◆ **Data to process**
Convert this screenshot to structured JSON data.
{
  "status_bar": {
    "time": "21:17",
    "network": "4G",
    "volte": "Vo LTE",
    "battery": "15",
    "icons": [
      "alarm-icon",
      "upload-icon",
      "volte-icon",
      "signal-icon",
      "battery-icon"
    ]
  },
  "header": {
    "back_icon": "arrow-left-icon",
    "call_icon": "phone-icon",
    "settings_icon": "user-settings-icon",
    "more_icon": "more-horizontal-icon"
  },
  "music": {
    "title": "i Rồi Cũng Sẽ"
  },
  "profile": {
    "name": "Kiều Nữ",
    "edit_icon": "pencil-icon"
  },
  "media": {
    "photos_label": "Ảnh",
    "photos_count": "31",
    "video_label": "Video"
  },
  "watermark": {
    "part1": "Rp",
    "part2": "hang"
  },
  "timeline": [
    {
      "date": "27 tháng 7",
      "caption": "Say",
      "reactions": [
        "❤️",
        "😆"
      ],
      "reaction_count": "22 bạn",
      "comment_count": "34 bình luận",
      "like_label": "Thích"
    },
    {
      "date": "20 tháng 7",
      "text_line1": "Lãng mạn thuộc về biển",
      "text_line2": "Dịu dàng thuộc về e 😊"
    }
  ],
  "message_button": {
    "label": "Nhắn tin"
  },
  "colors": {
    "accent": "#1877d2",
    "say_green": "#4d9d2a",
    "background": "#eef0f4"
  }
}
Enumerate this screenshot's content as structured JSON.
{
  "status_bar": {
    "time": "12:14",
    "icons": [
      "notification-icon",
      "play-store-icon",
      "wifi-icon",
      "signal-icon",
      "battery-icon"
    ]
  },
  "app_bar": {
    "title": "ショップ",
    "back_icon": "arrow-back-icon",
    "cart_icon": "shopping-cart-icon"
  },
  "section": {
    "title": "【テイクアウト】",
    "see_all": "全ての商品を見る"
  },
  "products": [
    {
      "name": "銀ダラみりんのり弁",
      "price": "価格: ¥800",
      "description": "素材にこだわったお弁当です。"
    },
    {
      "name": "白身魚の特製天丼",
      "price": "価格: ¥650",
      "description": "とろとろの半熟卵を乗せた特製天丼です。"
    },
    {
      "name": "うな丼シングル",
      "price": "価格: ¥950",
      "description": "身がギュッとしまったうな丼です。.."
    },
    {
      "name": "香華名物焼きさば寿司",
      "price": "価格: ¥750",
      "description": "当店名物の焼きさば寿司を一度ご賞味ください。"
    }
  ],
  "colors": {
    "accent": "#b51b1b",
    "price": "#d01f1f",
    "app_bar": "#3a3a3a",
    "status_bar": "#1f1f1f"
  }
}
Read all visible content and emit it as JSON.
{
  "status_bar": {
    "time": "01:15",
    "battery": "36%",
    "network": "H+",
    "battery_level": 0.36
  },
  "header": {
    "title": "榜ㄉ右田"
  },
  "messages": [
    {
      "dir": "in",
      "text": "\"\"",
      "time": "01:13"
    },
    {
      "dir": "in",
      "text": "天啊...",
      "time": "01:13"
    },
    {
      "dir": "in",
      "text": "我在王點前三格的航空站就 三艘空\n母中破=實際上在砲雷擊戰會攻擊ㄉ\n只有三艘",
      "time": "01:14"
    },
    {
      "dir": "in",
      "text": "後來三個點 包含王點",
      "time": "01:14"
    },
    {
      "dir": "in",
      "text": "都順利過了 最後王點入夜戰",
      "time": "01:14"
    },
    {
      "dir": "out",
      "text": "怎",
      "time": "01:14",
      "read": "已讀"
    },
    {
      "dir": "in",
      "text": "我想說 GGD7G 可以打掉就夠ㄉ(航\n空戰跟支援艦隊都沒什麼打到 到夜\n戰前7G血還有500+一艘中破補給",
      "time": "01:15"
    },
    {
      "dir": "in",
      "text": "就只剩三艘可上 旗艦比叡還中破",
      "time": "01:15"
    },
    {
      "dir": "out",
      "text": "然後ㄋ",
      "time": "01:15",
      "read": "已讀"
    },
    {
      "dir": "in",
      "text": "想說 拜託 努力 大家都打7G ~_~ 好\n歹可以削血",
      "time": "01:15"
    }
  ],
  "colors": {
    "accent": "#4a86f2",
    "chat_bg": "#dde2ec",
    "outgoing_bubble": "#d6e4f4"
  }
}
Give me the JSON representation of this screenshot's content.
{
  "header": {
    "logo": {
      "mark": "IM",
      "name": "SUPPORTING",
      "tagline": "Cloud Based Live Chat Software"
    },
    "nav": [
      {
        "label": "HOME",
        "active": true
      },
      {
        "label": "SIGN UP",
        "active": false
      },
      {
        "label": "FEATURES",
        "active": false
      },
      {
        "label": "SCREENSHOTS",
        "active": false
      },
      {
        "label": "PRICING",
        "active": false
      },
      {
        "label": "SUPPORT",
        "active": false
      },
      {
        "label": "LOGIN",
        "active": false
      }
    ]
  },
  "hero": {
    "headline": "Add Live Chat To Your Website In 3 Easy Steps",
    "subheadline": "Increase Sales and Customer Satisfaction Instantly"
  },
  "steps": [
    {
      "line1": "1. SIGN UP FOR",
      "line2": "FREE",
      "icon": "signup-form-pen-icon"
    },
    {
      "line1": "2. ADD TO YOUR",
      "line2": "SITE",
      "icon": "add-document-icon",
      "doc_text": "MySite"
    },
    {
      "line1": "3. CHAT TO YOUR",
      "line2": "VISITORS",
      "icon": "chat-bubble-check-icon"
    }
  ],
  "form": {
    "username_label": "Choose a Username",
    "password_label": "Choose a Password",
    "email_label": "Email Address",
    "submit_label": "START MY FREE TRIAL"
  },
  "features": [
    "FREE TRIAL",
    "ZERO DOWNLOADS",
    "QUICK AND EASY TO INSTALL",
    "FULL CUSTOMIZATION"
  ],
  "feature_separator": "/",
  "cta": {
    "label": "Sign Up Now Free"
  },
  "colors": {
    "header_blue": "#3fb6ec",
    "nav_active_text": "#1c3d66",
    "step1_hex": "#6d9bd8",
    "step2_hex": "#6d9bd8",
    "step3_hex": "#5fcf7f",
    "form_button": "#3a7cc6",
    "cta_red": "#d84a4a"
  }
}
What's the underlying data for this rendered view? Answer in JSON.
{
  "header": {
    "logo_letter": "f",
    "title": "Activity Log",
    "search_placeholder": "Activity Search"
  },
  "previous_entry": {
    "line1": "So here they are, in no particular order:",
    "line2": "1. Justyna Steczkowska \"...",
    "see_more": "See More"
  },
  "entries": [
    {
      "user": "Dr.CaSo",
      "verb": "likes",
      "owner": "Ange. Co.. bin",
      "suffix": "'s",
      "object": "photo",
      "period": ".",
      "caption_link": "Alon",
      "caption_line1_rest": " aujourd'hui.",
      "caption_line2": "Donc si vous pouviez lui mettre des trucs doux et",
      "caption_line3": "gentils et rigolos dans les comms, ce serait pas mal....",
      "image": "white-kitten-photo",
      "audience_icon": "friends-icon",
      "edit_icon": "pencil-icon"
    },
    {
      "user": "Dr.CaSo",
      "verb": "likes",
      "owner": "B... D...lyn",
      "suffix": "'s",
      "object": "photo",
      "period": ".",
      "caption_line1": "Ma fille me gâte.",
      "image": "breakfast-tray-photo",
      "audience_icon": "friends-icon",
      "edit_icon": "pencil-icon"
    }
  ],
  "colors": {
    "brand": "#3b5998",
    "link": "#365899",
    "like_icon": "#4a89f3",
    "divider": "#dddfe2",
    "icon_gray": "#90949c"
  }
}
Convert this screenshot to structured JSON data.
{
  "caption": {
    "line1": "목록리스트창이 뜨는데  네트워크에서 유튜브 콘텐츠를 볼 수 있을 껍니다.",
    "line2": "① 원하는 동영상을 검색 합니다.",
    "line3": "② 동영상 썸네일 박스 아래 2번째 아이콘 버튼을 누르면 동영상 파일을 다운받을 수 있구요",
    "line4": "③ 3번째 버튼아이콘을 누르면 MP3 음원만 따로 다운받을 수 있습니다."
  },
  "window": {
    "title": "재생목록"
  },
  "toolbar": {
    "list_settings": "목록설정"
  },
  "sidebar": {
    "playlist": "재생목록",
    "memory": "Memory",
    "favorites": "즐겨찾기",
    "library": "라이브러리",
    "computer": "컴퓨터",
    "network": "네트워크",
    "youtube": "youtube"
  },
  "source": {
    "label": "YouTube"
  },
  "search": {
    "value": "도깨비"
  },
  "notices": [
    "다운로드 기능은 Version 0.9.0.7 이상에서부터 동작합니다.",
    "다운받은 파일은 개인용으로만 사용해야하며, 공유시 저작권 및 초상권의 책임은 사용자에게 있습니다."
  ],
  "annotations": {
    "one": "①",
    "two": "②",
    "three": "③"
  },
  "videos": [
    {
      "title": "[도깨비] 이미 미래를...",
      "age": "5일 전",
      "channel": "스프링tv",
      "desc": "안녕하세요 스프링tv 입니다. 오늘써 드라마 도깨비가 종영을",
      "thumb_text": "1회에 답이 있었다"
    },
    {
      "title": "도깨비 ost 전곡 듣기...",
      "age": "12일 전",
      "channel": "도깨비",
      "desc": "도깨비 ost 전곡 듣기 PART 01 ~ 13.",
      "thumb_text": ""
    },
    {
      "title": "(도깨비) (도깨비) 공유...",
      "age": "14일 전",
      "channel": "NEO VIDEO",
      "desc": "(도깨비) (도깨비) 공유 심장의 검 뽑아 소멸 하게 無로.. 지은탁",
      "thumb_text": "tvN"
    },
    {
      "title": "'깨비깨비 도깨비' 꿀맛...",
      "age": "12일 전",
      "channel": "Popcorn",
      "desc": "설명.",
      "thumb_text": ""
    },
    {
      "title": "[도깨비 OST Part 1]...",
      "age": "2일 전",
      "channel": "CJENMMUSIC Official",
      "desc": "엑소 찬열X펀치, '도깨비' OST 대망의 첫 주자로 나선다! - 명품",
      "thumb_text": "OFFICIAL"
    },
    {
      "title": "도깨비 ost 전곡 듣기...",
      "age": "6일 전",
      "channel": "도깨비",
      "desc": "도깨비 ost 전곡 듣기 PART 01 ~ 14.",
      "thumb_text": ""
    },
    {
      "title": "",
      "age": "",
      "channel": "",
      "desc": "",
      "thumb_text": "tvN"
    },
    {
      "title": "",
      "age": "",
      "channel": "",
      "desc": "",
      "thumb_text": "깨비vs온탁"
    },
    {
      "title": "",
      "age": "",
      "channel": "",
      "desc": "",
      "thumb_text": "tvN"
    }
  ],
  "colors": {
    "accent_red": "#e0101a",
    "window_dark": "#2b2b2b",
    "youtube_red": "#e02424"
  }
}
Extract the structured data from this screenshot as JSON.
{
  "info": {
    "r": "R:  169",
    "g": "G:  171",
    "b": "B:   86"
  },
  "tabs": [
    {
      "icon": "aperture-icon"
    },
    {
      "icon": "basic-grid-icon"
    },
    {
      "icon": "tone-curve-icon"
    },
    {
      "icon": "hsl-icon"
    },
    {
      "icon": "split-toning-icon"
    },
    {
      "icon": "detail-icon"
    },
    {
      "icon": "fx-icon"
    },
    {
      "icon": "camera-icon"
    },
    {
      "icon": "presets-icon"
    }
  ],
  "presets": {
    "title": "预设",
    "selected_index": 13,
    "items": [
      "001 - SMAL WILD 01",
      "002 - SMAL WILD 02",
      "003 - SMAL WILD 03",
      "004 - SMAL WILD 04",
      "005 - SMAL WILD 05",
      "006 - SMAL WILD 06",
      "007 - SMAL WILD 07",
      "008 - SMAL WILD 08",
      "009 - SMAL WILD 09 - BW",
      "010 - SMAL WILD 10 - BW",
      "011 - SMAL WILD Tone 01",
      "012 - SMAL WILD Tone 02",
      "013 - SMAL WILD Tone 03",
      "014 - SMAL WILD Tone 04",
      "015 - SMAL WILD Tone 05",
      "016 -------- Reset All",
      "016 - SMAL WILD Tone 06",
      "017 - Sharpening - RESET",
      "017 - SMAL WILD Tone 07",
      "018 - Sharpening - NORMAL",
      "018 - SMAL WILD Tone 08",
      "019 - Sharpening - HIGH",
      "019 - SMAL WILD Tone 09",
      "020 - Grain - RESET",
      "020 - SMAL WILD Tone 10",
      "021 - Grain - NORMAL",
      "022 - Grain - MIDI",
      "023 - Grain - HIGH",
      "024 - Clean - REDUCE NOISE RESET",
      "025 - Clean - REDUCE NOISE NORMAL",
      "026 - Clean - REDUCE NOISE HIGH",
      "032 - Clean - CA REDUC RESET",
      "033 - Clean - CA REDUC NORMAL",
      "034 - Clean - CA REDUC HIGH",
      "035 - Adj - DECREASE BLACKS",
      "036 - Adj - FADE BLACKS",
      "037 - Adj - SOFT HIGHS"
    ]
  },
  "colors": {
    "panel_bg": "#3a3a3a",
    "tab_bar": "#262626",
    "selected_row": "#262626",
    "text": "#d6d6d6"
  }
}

◆ **What you should do**
Gather from the data above every line with the string "arrow".

◆ **Exercise answer**
    "back_icon": "arrow-left-icon",
    "back_icon": "arrow-back-icon",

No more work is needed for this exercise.